• _EXERCISE OBJECTIVE_
Determine how many lines in these records hold "name". Only the number is wanted.

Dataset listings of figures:
---------------

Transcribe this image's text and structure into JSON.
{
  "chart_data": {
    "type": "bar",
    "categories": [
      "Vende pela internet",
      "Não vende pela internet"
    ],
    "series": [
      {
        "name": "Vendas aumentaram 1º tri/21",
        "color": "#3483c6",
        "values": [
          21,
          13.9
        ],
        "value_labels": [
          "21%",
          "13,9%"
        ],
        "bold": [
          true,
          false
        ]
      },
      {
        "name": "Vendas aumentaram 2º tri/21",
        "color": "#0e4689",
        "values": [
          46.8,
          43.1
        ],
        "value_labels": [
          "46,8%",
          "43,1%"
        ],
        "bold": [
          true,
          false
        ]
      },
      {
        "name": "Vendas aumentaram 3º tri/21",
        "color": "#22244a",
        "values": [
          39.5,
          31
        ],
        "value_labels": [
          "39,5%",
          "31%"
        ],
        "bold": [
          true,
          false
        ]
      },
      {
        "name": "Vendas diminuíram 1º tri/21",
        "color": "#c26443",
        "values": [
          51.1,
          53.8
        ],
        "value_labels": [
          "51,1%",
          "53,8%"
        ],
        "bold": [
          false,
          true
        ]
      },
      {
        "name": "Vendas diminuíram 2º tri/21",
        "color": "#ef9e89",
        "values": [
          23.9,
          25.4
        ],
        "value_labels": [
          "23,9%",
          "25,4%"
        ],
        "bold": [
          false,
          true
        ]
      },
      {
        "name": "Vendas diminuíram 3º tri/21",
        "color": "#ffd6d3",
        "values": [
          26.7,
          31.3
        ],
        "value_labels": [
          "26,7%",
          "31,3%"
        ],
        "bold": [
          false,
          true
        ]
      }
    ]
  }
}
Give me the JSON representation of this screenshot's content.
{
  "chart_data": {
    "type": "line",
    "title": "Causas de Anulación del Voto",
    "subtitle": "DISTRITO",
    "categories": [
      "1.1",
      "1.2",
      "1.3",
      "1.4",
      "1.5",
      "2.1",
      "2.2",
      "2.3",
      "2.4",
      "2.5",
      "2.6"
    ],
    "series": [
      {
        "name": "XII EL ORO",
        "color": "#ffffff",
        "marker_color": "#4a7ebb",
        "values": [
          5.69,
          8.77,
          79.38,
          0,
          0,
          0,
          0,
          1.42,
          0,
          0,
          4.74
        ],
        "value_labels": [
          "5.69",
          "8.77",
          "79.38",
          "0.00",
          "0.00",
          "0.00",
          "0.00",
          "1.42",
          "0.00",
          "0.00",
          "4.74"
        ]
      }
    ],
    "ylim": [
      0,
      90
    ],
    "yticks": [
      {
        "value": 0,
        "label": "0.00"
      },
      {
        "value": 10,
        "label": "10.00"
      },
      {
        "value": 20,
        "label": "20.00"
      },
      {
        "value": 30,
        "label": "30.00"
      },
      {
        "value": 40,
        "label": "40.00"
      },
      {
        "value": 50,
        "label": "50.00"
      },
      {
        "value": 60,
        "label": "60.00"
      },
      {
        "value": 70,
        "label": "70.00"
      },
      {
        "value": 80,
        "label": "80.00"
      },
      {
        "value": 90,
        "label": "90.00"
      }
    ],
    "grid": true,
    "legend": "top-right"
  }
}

---------------

• _RESPONSE_
7